◆ WRITTEN REQUEST ◆
Determine the number of lines containing the word "analyzing", and state that figure alone.

◆ MATERIAL PROVIDED ◆
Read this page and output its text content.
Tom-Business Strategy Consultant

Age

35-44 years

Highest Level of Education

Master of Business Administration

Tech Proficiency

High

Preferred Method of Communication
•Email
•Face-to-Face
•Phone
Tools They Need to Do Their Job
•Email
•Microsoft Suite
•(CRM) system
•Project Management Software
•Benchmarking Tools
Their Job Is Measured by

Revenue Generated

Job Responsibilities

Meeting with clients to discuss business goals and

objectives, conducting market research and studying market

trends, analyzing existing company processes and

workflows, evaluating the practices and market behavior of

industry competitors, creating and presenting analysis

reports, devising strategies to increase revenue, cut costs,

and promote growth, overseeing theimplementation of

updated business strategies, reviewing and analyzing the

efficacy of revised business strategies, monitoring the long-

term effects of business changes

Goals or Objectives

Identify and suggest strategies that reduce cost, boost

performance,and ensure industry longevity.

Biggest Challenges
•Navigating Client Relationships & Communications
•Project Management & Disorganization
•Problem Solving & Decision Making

◆ SOLUTION TO THIS EXERCISE ◆
2